| PROBLEM REQUIREMENTS |
From the listing below, pull out every line where the string "world" appears.

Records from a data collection
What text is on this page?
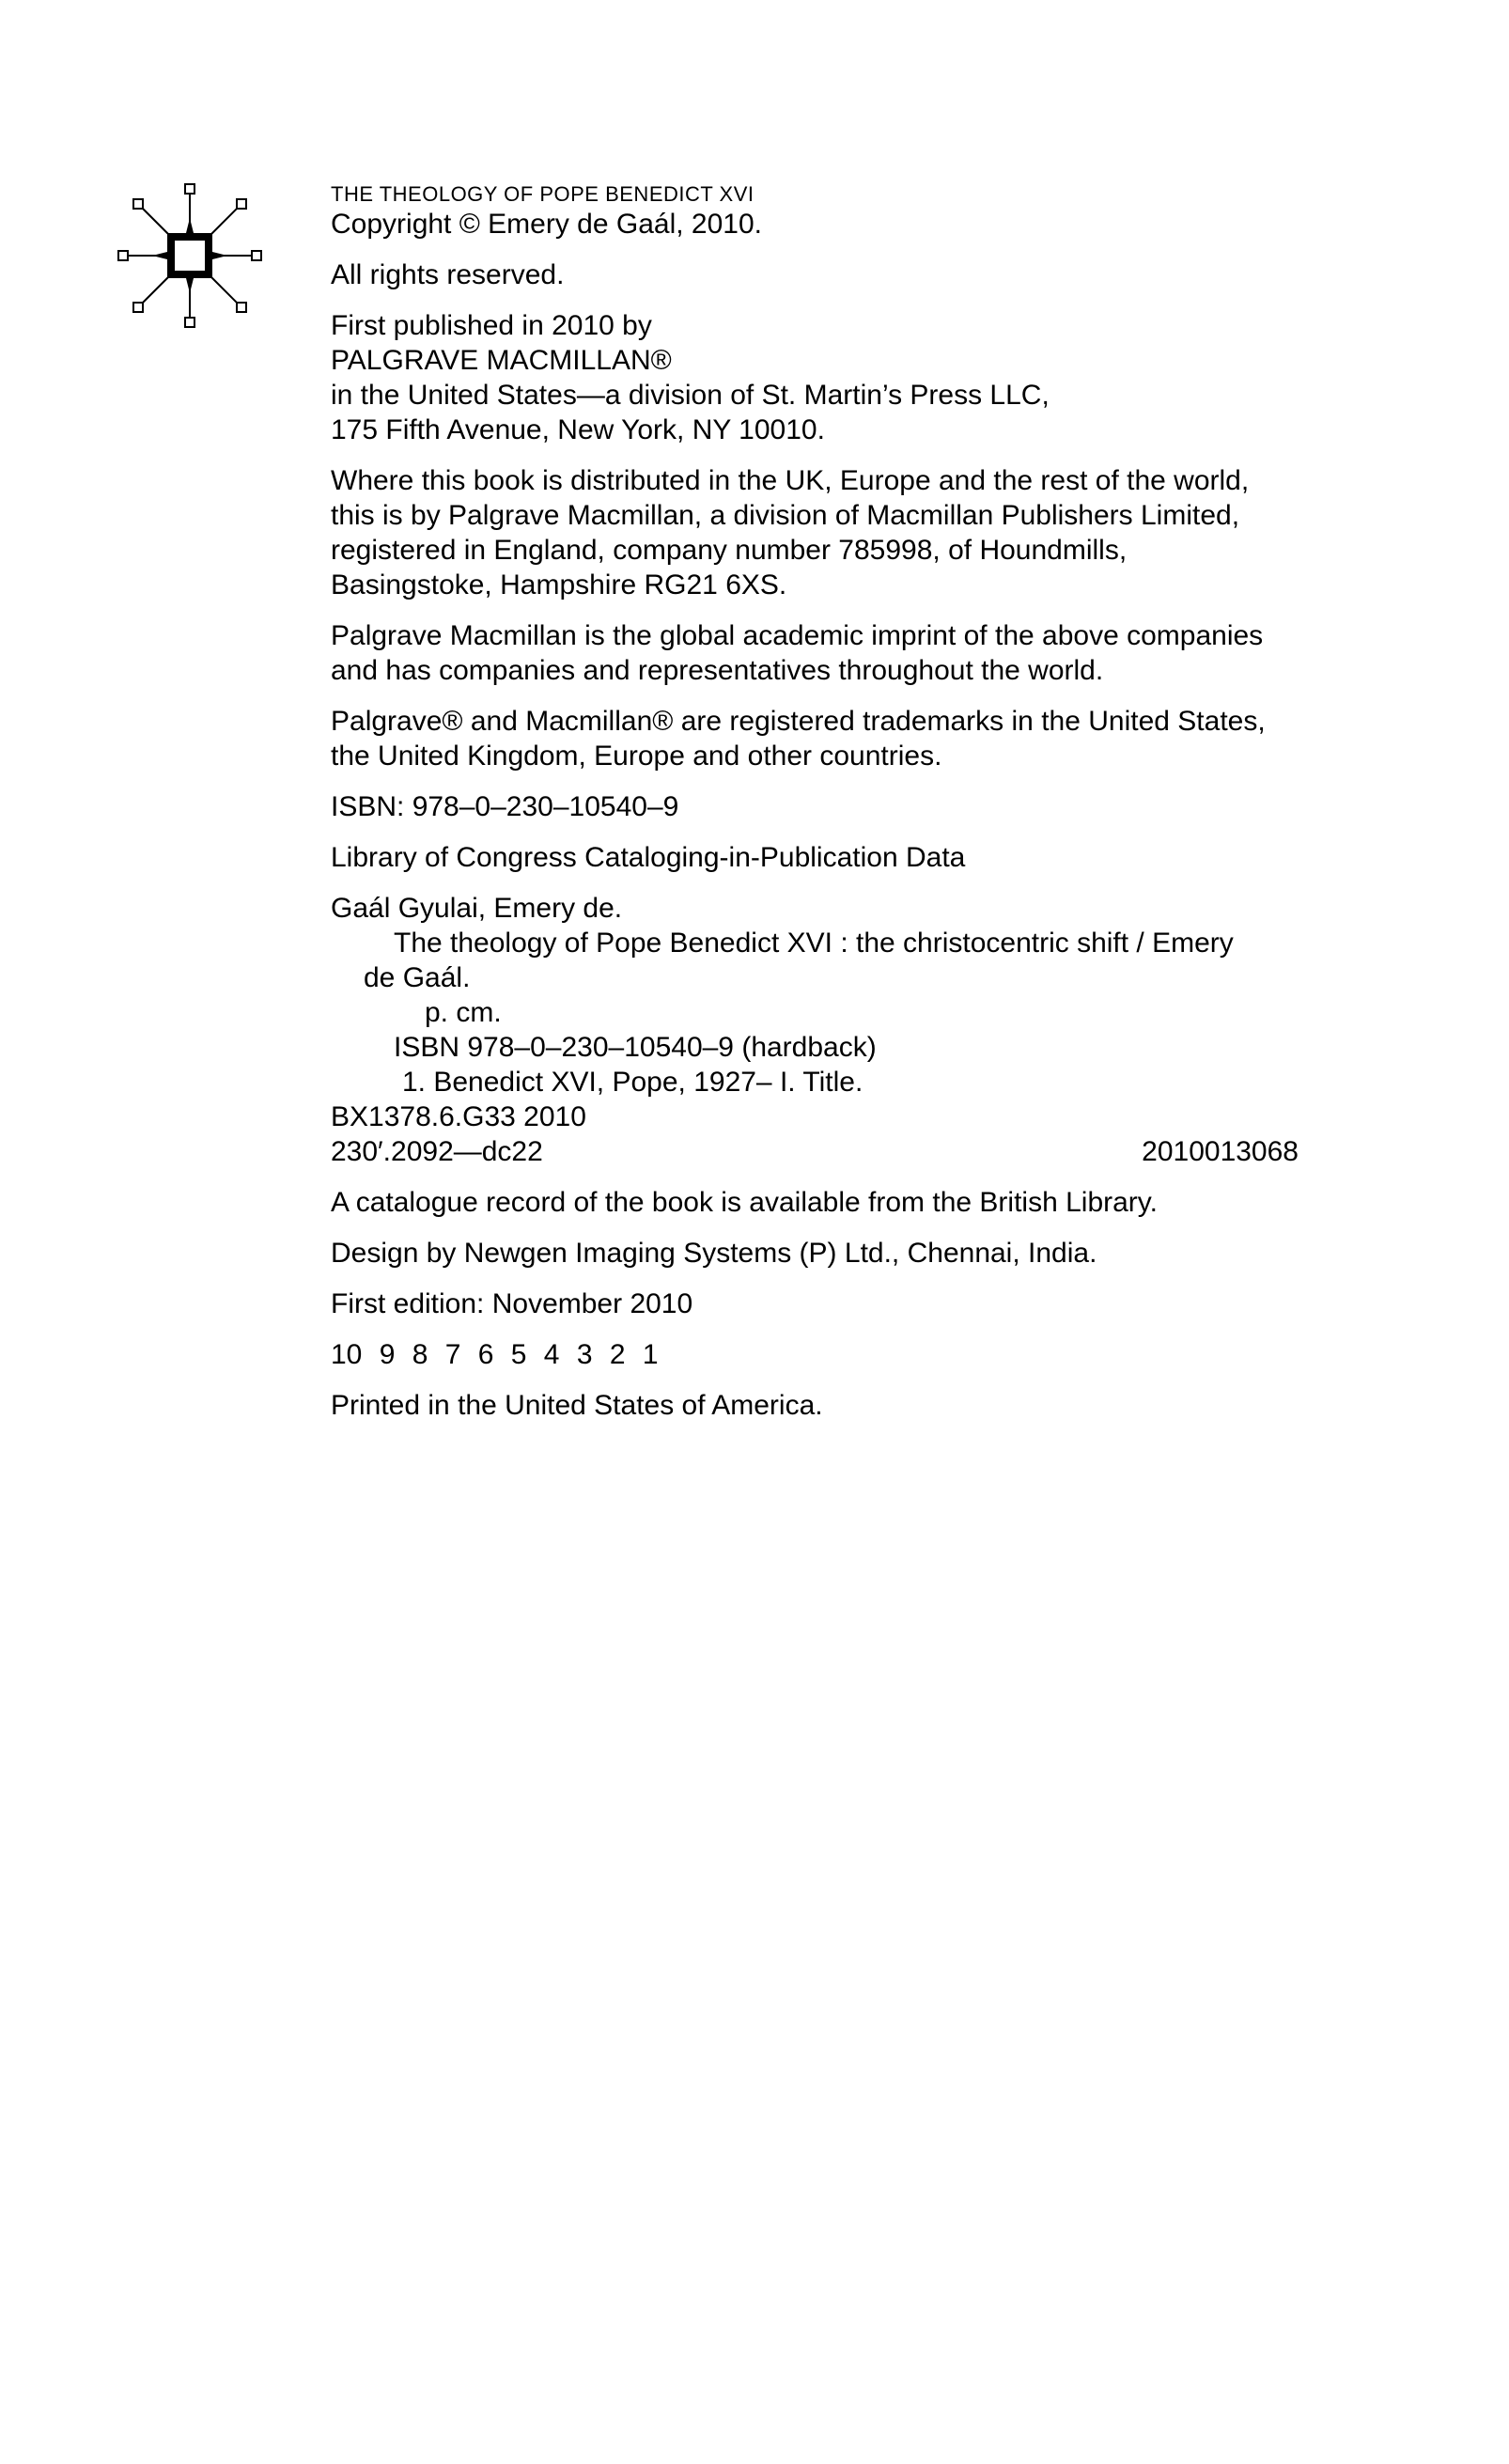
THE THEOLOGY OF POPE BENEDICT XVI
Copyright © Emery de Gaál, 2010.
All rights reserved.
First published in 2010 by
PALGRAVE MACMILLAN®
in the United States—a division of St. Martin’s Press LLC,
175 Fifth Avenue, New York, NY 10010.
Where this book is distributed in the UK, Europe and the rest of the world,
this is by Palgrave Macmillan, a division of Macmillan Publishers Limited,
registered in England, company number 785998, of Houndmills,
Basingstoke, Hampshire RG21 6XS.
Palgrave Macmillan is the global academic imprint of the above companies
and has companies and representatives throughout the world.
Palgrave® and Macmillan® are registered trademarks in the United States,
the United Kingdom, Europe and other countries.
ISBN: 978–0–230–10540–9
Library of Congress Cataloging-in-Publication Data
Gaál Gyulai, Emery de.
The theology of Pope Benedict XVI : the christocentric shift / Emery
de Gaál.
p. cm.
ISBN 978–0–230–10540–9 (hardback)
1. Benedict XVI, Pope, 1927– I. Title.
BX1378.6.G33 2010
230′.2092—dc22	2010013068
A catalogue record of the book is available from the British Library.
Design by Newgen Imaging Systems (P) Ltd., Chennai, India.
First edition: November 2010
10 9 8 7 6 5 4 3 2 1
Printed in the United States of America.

| TASK RESPONSE |
Where this book is distributed in the UK, Europe and the rest of the world,
and has companies and representatives throughout the world.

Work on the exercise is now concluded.